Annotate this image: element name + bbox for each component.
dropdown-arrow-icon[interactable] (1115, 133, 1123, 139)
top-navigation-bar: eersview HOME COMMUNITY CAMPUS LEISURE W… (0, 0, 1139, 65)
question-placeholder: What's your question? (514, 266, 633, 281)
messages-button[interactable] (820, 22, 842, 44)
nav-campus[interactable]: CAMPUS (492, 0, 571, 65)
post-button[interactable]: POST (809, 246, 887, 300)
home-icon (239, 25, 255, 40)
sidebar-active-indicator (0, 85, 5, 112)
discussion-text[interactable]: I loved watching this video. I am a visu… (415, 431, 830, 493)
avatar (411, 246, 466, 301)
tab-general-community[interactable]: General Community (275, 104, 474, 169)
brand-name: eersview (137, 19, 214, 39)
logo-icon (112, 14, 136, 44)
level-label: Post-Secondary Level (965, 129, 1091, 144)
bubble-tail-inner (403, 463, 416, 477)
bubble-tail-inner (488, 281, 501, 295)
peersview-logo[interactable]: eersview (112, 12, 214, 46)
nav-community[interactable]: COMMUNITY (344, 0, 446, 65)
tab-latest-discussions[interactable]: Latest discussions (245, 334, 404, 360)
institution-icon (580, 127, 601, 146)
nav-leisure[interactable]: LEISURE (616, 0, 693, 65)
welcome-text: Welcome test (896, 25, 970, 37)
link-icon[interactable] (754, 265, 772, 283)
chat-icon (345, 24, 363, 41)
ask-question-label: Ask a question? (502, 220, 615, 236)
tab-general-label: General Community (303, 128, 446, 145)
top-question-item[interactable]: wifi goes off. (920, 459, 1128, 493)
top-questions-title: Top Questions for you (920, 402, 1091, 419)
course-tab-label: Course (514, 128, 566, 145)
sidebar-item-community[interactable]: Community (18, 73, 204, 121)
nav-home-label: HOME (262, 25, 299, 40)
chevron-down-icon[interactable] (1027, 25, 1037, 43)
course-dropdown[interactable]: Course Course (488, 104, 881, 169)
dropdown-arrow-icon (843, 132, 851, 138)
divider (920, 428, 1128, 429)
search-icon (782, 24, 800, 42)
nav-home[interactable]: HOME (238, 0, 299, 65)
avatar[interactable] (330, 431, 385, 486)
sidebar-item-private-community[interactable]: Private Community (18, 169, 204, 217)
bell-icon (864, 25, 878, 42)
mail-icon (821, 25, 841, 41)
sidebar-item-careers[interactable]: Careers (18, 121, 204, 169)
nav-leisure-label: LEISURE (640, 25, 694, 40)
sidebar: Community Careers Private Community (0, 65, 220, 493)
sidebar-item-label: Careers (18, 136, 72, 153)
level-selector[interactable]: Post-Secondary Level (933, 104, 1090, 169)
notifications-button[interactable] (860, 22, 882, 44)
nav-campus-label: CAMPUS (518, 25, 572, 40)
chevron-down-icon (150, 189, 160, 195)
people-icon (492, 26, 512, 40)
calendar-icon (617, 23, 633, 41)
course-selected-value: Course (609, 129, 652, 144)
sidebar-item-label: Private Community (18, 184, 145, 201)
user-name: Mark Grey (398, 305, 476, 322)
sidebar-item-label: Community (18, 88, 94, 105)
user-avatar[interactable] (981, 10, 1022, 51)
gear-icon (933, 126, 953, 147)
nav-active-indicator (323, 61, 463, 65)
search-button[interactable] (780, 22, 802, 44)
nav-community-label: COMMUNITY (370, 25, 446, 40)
####
**Goal:** Reproduce the rows above in full, changing each occurrence of "bubble-tail-inner" to "bubble-pointer" and leaving all other text unchanged.

**Result of the exercise:**
Annotate this image: element name + bbox for each component.
dropdown-arrow-icon[interactable] (1115, 133, 1123, 139)
top-navigation-bar: eersview HOME COMMUNITY CAMPUS LEISURE W… (0, 0, 1139, 65)
question-placeholder: What's your question? (514, 266, 633, 281)
messages-button[interactable] (820, 22, 842, 44)
nav-campus[interactable]: CAMPUS (492, 0, 571, 65)
post-button[interactable]: POST (809, 246, 887, 300)
home-icon (239, 25, 255, 40)
sidebar-active-indicator (0, 85, 5, 112)
discussion-text[interactable]: I loved watching this video. I am a visu… (415, 431, 830, 493)
avatar (411, 246, 466, 301)
tab-general-community[interactable]: General Community (275, 104, 474, 169)
brand-name: eersview (137, 19, 214, 39)
logo-icon (112, 14, 136, 44)
level-label: Post-Secondary Level (965, 129, 1091, 144)
bubble-pointer (403, 463, 416, 477)
bubble-pointer (488, 281, 501, 295)
peersview-logo[interactable]: eersview (112, 12, 214, 46)
nav-community[interactable]: COMMUNITY (344, 0, 446, 65)
tab-latest-discussions[interactable]: Latest discussions (245, 334, 404, 360)
institution-icon (580, 127, 601, 146)
nav-leisure[interactable]: LEISURE (616, 0, 693, 65)
welcome-text: Welcome test (896, 25, 970, 37)
link-icon[interactable] (754, 265, 772, 283)
chat-icon (345, 24, 363, 41)
ask-question-label: Ask a question? (502, 220, 615, 236)
tab-general-label: General Community (303, 128, 446, 145)
top-question-item[interactable]: wifi goes off. (920, 459, 1128, 493)
top-questions-title: Top Questions for you (920, 402, 1091, 419)
course-tab-label: Course (514, 128, 566, 145)
sidebar-item-community[interactable]: Community (18, 73, 204, 121)
nav-home-label: HOME (262, 25, 299, 40)
chevron-down-icon[interactable] (1027, 25, 1037, 43)
course-dropdown[interactable]: Course Course (488, 104, 881, 169)
dropdown-arrow-icon (843, 132, 851, 138)
divider (920, 428, 1128, 429)
search-icon (782, 24, 800, 42)
nav-home[interactable]: HOME (238, 0, 299, 65)
avatar[interactable] (330, 431, 385, 486)
sidebar-item-private-community[interactable]: Private Community (18, 169, 204, 217)
bell-icon (864, 25, 878, 42)
mail-icon (821, 25, 841, 41)
sidebar-item-careers[interactable]: Careers (18, 121, 204, 169)
nav-leisure-label: LEISURE (640, 25, 694, 40)
sidebar: Community Careers Private Community (0, 65, 220, 493)
sidebar-item-label: Careers (18, 136, 72, 153)
level-selector[interactable]: Post-Secondary Level (933, 104, 1090, 169)
notifications-button[interactable] (860, 22, 882, 44)
nav-campus-label: CAMPUS (518, 25, 572, 40)
chevron-down-icon (150, 189, 160, 195)
people-icon (492, 26, 512, 40)
calendar-icon (617, 23, 633, 41)
course-selected-value: Course (609, 129, 652, 144)
sidebar-item-label: Private Community (18, 184, 145, 201)
user-name: Mark Grey (398, 305, 476, 322)
sidebar-item-label: Community (18, 88, 94, 105)
user-avatar[interactable] (981, 10, 1022, 51)
gear-icon (933, 126, 953, 147)
nav-active-indicator (323, 61, 463, 65)
search-button[interactable] (780, 22, 802, 44)
nav-community-label: COMMUNITY (370, 25, 446, 40)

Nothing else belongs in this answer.